REQUEST:
Using the listing below, extract each line that has the word "JSON" in it.

Dataset rows about figures:
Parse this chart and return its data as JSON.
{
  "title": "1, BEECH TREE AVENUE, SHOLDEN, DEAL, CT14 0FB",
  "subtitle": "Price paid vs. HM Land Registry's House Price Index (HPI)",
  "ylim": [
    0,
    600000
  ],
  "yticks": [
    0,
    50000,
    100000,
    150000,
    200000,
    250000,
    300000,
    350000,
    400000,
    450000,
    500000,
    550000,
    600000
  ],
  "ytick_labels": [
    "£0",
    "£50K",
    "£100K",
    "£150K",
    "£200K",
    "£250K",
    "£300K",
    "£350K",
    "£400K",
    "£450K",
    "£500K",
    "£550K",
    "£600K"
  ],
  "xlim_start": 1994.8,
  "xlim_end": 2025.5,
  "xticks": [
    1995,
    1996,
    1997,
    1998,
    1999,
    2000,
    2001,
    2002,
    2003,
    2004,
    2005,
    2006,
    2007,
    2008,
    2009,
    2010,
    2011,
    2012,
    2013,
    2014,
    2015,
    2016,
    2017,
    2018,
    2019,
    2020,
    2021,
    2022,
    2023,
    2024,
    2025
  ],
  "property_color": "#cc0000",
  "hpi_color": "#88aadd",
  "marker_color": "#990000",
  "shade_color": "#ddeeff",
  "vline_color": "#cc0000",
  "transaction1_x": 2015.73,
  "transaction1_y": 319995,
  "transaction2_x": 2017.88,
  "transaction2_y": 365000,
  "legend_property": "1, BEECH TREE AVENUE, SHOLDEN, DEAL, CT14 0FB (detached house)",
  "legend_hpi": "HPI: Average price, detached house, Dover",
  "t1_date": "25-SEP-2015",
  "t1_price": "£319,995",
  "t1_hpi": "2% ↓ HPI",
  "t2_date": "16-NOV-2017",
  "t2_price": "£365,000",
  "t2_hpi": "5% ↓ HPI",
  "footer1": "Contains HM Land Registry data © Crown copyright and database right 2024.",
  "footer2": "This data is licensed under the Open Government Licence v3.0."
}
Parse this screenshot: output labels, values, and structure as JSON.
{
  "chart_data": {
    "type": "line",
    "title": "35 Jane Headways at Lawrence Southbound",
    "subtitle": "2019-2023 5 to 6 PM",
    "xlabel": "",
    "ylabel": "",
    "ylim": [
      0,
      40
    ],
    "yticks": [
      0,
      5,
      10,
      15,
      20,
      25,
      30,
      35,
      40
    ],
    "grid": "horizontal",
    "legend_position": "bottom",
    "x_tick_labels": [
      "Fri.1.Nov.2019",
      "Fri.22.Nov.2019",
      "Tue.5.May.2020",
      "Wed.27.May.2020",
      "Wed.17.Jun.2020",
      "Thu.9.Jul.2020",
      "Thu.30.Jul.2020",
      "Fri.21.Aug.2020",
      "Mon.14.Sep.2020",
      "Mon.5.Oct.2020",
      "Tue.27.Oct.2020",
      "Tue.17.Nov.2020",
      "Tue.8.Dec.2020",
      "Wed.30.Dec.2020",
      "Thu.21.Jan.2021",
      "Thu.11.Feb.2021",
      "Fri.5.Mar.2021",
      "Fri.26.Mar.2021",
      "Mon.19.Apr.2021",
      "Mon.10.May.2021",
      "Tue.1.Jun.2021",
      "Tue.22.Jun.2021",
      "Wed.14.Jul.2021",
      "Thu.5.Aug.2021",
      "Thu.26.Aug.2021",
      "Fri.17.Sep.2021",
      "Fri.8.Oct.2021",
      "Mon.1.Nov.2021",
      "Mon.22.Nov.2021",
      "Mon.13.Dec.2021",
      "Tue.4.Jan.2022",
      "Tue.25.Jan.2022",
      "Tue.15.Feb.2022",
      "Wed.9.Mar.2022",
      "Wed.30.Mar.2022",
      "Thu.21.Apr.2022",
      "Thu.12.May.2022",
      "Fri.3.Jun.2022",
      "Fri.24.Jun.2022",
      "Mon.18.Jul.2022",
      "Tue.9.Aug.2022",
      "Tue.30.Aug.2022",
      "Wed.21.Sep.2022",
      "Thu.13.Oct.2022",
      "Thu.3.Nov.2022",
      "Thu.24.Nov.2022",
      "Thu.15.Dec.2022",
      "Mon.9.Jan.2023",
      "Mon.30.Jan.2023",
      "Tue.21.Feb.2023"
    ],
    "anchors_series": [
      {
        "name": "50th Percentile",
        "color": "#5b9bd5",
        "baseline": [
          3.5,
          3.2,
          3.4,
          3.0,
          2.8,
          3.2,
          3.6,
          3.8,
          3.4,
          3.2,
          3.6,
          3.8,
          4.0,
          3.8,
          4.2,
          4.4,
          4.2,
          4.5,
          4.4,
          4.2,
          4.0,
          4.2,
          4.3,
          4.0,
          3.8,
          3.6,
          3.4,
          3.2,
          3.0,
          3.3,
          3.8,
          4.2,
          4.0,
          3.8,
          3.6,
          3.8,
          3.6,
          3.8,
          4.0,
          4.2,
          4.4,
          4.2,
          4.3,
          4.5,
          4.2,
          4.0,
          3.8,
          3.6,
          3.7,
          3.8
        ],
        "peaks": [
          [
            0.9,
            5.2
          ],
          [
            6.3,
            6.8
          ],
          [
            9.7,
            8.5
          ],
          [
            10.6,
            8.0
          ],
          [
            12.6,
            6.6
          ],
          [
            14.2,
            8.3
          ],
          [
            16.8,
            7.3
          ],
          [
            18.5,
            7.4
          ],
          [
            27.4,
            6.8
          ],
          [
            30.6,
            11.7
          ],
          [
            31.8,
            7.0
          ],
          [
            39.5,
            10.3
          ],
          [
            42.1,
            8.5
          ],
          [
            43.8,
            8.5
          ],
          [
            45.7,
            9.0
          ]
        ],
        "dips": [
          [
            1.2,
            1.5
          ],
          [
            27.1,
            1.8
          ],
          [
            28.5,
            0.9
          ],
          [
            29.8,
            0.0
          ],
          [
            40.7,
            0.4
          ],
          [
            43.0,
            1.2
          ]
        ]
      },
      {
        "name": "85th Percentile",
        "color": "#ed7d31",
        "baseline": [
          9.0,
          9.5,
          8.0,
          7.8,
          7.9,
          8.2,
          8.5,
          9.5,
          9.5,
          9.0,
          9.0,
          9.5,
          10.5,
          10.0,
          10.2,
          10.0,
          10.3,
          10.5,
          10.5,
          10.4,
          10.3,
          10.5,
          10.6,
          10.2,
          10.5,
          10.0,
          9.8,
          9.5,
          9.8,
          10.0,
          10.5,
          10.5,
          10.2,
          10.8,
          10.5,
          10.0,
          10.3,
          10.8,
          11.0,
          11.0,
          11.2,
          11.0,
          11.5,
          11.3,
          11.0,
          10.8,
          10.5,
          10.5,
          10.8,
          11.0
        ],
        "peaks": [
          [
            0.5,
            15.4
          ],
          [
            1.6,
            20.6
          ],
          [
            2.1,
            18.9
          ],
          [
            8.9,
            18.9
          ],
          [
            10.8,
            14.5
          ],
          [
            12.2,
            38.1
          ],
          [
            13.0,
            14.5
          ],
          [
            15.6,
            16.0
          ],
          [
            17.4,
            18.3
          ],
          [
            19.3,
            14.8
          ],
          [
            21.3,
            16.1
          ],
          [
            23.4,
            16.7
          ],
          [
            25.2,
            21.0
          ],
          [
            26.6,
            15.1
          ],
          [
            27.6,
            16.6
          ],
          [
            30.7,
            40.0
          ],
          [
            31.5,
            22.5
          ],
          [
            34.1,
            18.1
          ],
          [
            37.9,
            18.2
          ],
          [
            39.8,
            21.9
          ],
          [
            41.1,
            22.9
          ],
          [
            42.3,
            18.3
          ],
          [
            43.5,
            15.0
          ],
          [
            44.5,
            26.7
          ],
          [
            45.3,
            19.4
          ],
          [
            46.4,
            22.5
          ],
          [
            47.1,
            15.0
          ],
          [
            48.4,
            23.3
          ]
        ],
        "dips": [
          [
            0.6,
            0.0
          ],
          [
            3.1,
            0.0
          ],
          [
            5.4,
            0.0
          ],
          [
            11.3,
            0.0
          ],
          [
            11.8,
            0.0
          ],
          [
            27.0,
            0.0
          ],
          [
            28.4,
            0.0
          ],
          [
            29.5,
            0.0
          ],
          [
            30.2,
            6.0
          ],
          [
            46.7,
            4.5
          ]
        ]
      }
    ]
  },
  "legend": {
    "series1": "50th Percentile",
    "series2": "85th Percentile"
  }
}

COMPLETED EXERCISE:
Parse this chart and return its data as JSON.
Parse this screenshot: output labels, values, and structure as JSON.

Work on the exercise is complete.